/---

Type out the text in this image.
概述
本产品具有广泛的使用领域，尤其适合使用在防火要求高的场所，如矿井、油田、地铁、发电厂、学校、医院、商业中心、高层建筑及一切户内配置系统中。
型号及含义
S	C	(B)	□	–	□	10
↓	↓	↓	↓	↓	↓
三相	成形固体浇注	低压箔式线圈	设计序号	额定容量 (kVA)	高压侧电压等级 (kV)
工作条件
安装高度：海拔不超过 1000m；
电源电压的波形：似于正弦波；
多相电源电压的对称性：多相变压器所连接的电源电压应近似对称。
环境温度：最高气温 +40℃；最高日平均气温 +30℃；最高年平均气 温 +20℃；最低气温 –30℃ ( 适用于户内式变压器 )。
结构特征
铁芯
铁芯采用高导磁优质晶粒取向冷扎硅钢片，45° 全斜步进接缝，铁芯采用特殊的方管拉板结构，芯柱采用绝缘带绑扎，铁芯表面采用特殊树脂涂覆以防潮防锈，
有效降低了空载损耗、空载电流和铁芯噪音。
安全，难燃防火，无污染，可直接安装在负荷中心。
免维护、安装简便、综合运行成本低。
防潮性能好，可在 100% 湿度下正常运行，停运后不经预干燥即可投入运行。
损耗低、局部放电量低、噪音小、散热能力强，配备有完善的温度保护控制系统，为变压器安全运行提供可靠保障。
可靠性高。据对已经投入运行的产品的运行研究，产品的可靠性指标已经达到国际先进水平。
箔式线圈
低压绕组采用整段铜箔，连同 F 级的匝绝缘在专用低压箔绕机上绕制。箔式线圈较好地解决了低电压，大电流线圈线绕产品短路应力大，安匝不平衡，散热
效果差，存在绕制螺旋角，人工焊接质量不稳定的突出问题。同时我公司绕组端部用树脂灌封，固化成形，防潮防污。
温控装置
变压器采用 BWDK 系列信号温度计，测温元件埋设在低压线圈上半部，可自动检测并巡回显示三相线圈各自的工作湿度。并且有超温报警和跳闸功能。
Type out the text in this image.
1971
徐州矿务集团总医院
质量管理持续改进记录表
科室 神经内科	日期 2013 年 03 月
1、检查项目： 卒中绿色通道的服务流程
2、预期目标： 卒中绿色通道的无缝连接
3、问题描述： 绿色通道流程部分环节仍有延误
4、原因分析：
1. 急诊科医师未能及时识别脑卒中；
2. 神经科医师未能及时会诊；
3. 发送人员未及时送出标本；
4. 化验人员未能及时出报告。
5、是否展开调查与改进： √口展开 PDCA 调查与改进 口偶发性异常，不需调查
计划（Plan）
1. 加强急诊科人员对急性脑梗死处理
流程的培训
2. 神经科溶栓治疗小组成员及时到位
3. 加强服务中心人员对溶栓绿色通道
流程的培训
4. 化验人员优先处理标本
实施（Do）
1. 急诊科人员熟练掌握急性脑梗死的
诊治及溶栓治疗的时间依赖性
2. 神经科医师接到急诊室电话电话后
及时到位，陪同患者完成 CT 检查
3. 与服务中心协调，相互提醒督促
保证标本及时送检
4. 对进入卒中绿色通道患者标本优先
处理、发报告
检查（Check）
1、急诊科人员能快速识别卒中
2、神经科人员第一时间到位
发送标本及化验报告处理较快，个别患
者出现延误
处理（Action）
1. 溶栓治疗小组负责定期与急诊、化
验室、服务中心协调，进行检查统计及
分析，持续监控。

\---

**What is required:**
Return each line of the records above exactly as it reads.

**Task solution:**
Type out the text in this image.
概述
本产品具有广泛的使用领域，尤其适合使用在防火要求高的场所，如矿井、油田、地铁、发电厂、学校、医院、商业中心、高层建筑及一切户内配置系统中。
型号及含义
S	C	(B)	□	–	□	10
↓	↓	↓	↓	↓	↓
三相	成形固体浇注	低压箔式线圈	设计序号	额定容量 (kVA)	高压侧电压等级 (kV)
工作条件
安装高度：海拔不超过 1000m；
电源电压的波形：似于正弦波；
多相电源电压的对称性：多相变压器所连接的电源电压应近似对称。
环境温度：最高气温 +40℃；最高日平均气温 +30℃；最高年平均气 温 +20℃；最低气温 –30℃ ( 适用于户内式变压器 )。
结构特征
铁芯
铁芯采用高导磁优质晶粒取向冷扎硅钢片，45° 全斜步进接缝，铁芯采用特殊的方管拉板结构，芯柱采用绝缘带绑扎，铁芯表面采用特殊树脂涂覆以防潮防锈，
有效降低了空载损耗、空载电流和铁芯噪音。
安全，难燃防火，无污染，可直接安装在负荷中心。
免维护、安装简便、综合运行成本低。
防潮性能好，可在 100% 湿度下正常运行，停运后不经预干燥即可投入运行。
损耗低、局部放电量低、噪音小、散热能力强，配备有完善的温度保护控制系统，为变压器安全运行提供可靠保障。
可靠性高。据对已经投入运行的产品的运行研究，产品的可靠性指标已经达到国际先进水平。
箔式线圈
低压绕组采用整段铜箔，连同 F 级的匝绝缘在专用低压箔绕机上绕制。箔式线圈较好地解决了低电压，大电流线圈线绕产品短路应力大，安匝不平衡，散热
效果差，存在绕制螺旋角，人工焊接质量不稳定的突出问题。同时我公司绕组端部用树脂灌封，固化成形，防潮防污。
温控装置
变压器采用 BWDK 系列信号温度计，测温元件埋设在低压线圈上半部，可自动检测并巡回显示三相线圈各自的工作湿度。并且有超温报警和跳闸功能。
Type out the text in this image.
1971
徐州矿务集团总医院
质量管理持续改进记录表
科室 神经内科	日期 2013 年 03 月
1、检查项目： 卒中绿色通道的服务流程
2、预期目标： 卒中绿色通道的无缝连接
3、问题描述： 绿色通道流程部分环节仍有延误
4、原因分析：
1. 急诊科医师未能及时识别脑卒中；
2. 神经科医师未能及时会诊；
3. 发送人员未及时送出标本；
4. 化验人员未能及时出报告。
5、是否展开调查与改进： √口展开 PDCA 调查与改进 口偶发性异常，不需调查
计划（Plan）
1. 加强急诊科人员对急性脑梗死处理
流程的培训
2. 神经科溶栓治疗小组成员及时到位
3. 加强服务中心人员对溶栓绿色通道
流程的培训
4. 化验人员优先处理标本
实施（Do）
1. 急诊科人员熟练掌握急性脑梗死的
诊治及溶栓治疗的时间依赖性
2. 神经科医师接到急诊室电话电话后
及时到位，陪同患者完成 CT 检查
3. 与服务中心协调，相互提醒督促
保证标本及时送检
4. 对进入卒中绿色通道患者标本优先
处理、发报告
检查（Check）
1、急诊科人员能快速识别卒中
2、神经科人员第一时间到位
发送标本及化验报告处理较快，个别患
者出现延误
处理（Action）
1. 溶栓治疗小组负责定期与急诊、化
验室、服务中心协调，进行检查统计及
分析，持续监控。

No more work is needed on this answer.